## [What to produce]
A faithful transcription of all the data is required.

## [Record excerpts]
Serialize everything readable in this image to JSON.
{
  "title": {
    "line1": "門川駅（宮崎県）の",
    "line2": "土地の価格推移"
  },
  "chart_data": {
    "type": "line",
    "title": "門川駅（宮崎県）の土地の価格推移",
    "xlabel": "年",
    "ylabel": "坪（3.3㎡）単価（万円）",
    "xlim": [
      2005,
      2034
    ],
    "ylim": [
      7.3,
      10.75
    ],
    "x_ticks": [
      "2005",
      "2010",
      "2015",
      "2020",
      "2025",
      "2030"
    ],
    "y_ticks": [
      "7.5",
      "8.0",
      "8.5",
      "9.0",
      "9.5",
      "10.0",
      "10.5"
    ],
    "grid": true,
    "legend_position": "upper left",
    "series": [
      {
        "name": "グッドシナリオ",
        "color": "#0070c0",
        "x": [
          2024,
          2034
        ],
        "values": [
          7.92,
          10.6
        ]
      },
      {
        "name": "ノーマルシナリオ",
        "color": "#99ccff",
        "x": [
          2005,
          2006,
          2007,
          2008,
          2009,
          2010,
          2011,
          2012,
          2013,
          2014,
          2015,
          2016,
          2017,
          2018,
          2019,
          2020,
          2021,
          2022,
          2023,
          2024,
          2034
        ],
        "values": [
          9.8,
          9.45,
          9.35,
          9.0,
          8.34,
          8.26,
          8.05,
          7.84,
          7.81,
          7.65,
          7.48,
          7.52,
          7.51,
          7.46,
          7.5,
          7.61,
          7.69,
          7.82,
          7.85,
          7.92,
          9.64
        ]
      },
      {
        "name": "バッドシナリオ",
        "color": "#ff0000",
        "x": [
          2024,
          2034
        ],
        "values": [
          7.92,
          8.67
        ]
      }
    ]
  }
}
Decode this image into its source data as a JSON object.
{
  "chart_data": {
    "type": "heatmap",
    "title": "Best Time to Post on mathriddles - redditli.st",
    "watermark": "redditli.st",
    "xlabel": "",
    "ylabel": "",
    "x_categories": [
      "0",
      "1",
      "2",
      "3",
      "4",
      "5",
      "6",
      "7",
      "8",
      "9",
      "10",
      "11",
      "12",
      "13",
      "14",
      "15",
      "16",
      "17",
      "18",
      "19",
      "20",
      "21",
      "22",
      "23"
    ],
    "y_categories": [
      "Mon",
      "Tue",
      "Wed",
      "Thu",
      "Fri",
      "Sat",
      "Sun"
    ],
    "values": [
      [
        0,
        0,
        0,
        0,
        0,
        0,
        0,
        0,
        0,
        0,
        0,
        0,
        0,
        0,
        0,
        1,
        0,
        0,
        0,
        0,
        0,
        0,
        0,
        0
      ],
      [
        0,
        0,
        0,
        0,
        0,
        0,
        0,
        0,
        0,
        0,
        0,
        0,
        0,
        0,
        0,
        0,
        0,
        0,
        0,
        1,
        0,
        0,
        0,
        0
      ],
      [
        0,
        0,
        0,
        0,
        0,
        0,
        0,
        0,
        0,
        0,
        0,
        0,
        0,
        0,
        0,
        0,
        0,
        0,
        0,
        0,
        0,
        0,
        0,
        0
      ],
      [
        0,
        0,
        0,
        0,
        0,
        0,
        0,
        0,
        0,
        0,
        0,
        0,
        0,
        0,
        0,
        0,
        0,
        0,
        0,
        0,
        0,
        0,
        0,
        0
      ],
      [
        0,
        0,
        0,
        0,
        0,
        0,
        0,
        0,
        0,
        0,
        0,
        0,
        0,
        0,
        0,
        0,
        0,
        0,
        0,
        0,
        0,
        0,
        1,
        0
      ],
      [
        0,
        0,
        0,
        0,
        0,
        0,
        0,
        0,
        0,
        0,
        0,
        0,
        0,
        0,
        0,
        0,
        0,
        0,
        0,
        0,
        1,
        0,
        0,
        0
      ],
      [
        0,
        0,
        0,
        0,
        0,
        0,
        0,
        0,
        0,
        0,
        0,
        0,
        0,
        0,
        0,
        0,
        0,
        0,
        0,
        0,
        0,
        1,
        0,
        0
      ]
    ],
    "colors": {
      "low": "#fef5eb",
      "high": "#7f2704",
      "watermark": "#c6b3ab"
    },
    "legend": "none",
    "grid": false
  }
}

## [Task output]
Serialize everything readable in this image to JSON.
{
  "title": {
    "line1": "門川駅（宮崎県）の",
    "line2": "土地の価格推移"
  },
  "chart_data": {
    "type": "line",
    "title": "門川駅（宮崎県）の土地の価格推移",
    "xlabel": "年",
    "ylabel": "坪（3.3㎡）単価（万円）",
    "xlim": [
      2005,
      2034
    ],
    "ylim": [
      7.3,
      10.75
    ],
    "x_ticks": [
      "2005",
      "2010",
      "2015",
      "2020",
      "2025",
      "2030"
    ],
    "y_ticks": [
      "7.5",
      "8.0",
      "8.5",
      "9.0",
      "9.5",
      "10.0",
      "10.5"
    ],
    "grid": true,
    "legend_position": "upper left",
    "series": [
      {
        "name": "グッドシナリオ",
        "color": "#0070c0",
        "x": [
          2024,
          2034
        ],
        "values": [
          7.92,
          10.6
        ]
      },
      {
        "name": "ノーマルシナリオ",
        "color": "#99ccff",
        "x": [
          2005,
          2006,
          2007,
          2008,
          2009,
          2010,
          2011,
          2012,
          2013,
          2014,
          2015,
          2016,
          2017,
          2018,
          2019,
          2020,
          2021,
          2022,
          2023,
          2024,
          2034
        ],
        "values": [
          9.8,
          9.45,
          9.35,
          9.0,
          8.34,
          8.26,
          8.05,
          7.84,
          7.81,
          7.65,
          7.48,
          7.52,
          7.51,
          7.46,
          7.5,
          7.61,
          7.69,
          7.82,
          7.85,
          7.92,
          9.64
        ]
      },
      {
        "name": "バッドシナリオ",
        "color": "#ff0000",
        "x": [
          2024,
          2034
        ],
        "values": [
          7.92,
          8.67
        ]
      }
    ]
  }
}
Decode this image into its source data as a JSON object.
{
  "chart_data": {
    "type": "heatmap",
    "title": "Best Time to Post on mathriddles - redditli.st",
    "watermark": "redditli.st",
    "xlabel": "",
    "ylabel": "",
    "x_categories": [
      "0",
      "1",
      "2",
      "3",
      "4",
      "5",
      "6",
      "7",
      "8",
      "9",
      "10",
      "11",
      "12",
      "13",
      "14",
      "15",
      "16",
      "17",
      "18",
      "19",
      "20",
      "21",
      "22",
      "23"
    ],
    "y_categories": [
      "Mon",
      "Tue",
      "Wed",
      "Thu",
      "Fri",
      "Sat",
      "Sun"
    ],
    "values": [
      [
        0,
        0,
        0,
        0,
        0,
        0,
        0,
        0,
        0,
        0,
        0,
        0,
        0,
        0,
        0,
        1,
        0,
        0,
        0,
        0,
        0,
        0,
        0,
        0
      ],
      [
        0,
        0,
        0,
        0,
        0,
        0,
        0,
        0,
        0,
        0,
        0,
        0,
        0,
        0,
        0,
        0,
        0,
        0,
        0,
        1,
        0,
        0,
        0,
        0
      ],
      [
        0,
        0,
        0,
        0,
        0,
        0,
        0,
        0,
        0,
        0,
        0,
        0,
        0,
        0,
        0,
        0,
        0,
        0,
        0,
        0,
        0,
        0,
        0,
        0
      ],
      [
        0,
        0,
        0,
        0,
        0,
        0,
        0,
        0,
        0,
        0,
        0,
        0,
        0,
        0,
        0,
        0,
        0,
        0,
        0,
        0,
        0,
        0,
        0,
        0
      ],
      [
        0,
        0,
        0,
        0,
        0,
        0,
        0,
        0,
        0,
        0,
        0,
        0,
        0,
        0,
        0,
        0,
        0,
        0,
        0,
        0,
        0,
        0,
        1,
        0
      ],
      [
        0,
        0,
        0,
        0,
        0,
        0,
        0,
        0,
        0,
        0,
        0,
        0,
        0,
        0,
        0,
        0,
        0,
        0,
        0,
        0,
        1,
        0,
        0,
        0
      ],
      [
        0,
        0,
        0,
        0,
        0,
        0,
        0,
        0,
        0,
        0,
        0,
        0,
        0,
        0,
        0,
        0,
        0,
        0,
        0,
        0,
        0,
        1,
        0,
        0
      ]
    ],
    "colors": {
      "low": "#fef5eb",
      "high": "#7f2704",
      "watermark": "#c6b3ab"
    },
    "legend": "none",
    "grid": false
  }
}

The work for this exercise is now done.